* START Records shown *

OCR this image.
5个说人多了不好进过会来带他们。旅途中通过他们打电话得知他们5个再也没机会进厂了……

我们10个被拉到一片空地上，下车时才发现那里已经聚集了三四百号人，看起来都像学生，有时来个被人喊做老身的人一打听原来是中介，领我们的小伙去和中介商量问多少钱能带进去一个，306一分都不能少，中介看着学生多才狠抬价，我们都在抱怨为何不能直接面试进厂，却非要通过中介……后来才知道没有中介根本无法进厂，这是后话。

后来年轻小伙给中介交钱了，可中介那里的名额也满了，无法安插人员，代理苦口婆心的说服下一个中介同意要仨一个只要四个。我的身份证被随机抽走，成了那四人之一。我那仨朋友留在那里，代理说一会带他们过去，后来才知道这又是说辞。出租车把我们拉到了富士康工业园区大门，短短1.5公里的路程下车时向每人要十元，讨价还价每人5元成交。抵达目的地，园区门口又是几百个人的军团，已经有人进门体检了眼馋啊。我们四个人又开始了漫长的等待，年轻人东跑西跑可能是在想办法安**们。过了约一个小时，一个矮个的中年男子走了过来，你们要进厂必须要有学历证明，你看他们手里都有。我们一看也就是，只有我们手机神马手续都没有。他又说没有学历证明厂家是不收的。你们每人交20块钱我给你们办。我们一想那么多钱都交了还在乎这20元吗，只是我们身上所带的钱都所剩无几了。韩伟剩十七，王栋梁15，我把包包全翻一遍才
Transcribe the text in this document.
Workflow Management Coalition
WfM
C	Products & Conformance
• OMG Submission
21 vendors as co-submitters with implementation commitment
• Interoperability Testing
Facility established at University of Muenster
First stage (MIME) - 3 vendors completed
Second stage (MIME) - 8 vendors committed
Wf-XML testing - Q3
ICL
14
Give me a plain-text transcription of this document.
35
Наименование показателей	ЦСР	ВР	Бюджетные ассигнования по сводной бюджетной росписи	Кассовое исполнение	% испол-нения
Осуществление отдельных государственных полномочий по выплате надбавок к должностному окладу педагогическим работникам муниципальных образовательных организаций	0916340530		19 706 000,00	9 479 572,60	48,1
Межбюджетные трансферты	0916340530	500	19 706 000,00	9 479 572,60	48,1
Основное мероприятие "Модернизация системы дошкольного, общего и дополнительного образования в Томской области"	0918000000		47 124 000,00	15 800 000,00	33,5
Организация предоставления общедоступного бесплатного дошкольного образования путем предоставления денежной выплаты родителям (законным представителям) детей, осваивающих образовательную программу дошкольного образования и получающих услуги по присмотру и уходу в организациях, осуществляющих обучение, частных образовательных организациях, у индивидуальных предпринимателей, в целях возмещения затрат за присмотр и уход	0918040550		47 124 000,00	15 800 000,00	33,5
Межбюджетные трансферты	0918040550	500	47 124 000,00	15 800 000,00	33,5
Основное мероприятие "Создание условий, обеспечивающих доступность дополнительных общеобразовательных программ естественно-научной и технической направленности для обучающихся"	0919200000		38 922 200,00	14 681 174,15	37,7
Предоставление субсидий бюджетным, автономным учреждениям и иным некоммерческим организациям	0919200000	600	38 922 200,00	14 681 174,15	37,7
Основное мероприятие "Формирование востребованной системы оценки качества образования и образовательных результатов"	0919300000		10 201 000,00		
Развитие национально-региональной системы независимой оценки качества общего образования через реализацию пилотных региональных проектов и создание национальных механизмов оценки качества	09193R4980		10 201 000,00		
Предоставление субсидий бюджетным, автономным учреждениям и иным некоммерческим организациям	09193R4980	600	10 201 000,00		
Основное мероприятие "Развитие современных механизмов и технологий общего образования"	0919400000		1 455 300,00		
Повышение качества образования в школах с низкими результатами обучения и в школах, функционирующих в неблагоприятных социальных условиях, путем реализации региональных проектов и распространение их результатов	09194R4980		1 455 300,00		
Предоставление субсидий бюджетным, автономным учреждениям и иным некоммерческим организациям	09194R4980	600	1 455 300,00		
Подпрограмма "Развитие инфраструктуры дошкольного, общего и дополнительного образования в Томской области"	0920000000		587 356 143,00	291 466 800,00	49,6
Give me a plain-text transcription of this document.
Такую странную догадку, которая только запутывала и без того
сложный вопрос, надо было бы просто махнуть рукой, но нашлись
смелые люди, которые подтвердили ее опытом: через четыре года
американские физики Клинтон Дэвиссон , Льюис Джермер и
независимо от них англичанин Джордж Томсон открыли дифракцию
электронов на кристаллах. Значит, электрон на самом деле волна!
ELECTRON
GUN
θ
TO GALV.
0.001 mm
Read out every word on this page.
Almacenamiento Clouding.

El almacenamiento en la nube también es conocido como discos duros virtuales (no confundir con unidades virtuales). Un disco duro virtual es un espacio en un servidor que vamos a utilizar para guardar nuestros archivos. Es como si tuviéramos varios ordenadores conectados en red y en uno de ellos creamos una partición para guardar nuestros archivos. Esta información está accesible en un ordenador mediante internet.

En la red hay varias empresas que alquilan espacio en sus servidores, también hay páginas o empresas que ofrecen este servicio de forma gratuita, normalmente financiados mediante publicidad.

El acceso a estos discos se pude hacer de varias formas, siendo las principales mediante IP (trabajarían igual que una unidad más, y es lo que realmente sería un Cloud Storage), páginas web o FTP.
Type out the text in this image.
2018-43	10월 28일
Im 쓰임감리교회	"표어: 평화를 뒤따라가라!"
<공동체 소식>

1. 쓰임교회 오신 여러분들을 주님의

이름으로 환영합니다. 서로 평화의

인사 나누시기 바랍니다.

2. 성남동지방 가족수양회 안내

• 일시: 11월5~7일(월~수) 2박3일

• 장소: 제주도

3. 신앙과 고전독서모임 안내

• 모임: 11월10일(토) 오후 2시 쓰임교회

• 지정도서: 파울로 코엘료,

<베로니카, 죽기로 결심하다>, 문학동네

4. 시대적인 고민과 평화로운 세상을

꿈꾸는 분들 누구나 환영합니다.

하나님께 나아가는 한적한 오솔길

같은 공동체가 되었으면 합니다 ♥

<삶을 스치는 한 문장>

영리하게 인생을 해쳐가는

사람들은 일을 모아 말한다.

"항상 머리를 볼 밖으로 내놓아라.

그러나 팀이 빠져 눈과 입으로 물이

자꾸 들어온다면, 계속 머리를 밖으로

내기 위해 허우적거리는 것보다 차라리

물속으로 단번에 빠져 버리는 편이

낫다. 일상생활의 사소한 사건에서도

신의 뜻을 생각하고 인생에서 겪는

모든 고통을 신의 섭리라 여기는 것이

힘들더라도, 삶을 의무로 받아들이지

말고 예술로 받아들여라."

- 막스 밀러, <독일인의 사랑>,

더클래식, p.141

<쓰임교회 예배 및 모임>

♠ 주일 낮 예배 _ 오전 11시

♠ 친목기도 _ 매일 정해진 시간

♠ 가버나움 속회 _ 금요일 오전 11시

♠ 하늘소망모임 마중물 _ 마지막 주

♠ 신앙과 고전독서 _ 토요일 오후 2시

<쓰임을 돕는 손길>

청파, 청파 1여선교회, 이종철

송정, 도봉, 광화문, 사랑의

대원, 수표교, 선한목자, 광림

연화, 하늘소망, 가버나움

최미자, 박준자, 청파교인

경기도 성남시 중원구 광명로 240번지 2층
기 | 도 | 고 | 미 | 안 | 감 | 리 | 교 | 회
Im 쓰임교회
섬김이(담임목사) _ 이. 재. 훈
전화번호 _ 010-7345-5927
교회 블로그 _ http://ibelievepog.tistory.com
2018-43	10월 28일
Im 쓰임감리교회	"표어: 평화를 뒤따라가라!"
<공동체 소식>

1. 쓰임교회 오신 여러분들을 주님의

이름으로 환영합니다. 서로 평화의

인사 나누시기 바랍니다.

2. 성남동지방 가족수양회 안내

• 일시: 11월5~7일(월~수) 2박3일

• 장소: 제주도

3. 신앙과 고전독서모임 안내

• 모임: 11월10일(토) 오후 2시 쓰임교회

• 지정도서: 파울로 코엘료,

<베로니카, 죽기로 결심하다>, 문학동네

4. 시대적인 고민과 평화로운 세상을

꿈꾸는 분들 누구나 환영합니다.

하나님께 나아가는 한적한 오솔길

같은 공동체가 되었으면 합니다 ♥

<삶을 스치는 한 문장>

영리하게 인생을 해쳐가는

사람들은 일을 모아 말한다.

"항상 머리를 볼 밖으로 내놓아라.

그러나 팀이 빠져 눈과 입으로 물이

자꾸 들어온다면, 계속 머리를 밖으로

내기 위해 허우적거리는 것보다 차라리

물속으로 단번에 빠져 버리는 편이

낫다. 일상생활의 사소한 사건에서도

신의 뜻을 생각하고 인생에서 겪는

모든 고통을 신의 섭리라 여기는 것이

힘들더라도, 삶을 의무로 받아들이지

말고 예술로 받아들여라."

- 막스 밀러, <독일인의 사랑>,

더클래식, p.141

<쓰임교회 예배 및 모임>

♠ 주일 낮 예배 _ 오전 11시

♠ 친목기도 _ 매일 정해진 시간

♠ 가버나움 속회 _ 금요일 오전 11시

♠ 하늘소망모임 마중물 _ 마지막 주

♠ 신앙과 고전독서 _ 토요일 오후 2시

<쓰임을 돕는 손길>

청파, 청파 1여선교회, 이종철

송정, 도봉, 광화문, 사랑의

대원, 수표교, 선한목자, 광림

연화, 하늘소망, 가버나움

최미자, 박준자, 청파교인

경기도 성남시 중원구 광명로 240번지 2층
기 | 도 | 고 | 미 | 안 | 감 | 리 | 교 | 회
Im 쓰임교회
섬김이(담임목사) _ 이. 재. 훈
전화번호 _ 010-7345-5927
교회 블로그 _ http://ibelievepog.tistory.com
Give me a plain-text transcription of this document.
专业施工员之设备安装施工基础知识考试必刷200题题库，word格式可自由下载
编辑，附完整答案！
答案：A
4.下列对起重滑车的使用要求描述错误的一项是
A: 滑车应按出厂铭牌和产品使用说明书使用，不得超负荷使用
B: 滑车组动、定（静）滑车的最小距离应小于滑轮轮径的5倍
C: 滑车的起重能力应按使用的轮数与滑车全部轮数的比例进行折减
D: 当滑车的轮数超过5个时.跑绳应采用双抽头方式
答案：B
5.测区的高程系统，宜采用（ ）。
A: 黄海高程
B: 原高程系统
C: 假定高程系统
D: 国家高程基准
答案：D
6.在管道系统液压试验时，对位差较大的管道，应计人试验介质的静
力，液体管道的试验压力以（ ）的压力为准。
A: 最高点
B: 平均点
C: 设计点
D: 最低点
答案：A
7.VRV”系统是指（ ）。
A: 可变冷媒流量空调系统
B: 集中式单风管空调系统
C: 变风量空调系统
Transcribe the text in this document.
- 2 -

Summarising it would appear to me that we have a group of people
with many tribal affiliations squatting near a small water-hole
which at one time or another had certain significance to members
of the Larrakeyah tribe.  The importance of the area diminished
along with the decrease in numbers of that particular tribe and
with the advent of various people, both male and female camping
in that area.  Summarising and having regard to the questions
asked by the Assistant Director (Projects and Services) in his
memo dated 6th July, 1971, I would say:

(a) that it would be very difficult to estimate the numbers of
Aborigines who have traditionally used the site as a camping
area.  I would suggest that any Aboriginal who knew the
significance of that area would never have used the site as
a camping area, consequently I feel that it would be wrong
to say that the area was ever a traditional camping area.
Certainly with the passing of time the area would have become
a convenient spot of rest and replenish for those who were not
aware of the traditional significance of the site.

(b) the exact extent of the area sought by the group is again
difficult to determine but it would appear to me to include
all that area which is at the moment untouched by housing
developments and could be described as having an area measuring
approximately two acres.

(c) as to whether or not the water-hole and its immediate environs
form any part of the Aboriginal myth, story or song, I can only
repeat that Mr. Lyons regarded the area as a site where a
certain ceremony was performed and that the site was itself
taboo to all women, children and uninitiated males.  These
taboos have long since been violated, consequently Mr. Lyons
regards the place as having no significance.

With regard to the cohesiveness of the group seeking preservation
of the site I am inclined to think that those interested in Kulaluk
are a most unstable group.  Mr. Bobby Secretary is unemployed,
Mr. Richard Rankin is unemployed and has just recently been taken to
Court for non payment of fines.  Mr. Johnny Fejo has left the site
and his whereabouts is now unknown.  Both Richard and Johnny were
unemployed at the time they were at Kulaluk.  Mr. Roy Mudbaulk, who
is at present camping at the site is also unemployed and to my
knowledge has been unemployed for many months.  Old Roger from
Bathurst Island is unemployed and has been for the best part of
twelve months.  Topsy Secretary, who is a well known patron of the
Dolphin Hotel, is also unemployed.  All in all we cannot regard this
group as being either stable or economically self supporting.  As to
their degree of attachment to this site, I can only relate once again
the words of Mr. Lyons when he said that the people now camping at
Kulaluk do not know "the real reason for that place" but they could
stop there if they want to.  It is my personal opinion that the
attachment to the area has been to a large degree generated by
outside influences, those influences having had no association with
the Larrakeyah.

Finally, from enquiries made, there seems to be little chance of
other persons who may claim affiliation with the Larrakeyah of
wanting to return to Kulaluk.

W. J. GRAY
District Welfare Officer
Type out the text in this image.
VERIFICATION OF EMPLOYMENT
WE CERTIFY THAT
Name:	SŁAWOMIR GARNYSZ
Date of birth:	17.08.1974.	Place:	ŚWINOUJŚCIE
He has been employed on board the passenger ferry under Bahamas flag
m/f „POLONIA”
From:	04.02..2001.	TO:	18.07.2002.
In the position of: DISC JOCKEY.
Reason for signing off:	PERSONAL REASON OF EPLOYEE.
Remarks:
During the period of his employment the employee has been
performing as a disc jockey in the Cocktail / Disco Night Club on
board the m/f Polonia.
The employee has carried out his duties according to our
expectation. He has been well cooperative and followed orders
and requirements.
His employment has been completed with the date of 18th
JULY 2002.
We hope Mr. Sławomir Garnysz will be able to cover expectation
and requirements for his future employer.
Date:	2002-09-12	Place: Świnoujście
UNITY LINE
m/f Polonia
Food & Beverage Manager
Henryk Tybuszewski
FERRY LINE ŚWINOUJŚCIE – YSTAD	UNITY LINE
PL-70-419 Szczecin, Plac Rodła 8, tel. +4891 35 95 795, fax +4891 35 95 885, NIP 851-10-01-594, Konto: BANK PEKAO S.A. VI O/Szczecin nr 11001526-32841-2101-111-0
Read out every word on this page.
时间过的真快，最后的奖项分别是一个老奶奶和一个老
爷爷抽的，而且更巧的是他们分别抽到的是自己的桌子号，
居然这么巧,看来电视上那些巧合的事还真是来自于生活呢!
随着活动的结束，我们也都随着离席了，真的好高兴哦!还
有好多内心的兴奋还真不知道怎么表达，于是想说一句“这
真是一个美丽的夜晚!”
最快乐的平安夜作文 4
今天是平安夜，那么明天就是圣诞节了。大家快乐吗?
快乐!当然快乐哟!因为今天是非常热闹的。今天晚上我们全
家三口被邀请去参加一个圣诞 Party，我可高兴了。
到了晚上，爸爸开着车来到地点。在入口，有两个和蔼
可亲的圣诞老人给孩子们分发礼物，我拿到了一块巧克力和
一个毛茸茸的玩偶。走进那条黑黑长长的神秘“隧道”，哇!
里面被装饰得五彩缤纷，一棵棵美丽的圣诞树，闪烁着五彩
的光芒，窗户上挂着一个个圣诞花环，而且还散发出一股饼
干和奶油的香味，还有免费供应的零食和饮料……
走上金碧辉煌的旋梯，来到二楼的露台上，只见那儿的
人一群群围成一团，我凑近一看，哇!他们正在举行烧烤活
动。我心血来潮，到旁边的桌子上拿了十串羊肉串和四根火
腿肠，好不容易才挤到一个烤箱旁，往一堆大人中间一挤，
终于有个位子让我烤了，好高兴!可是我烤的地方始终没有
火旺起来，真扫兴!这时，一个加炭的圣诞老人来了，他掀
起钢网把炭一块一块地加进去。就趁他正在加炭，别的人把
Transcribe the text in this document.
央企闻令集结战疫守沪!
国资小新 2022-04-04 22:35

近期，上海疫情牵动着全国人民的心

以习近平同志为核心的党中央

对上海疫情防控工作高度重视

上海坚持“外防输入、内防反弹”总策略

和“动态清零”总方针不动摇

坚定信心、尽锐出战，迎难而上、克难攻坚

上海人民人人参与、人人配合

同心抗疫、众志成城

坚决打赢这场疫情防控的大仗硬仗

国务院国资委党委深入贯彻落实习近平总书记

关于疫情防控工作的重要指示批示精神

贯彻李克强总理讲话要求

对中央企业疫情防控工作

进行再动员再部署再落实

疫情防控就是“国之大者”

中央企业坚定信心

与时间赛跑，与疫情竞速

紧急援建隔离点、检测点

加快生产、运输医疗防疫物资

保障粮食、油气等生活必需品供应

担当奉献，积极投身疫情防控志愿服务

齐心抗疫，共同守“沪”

* END Records shown *

◆ Written instruction: Which lines contain the word "MIME"? Copy each one.

◆ Result for this task:
First stage (MIME) - 3 vendors completed
Second stage (MIME) - 8 vendors committed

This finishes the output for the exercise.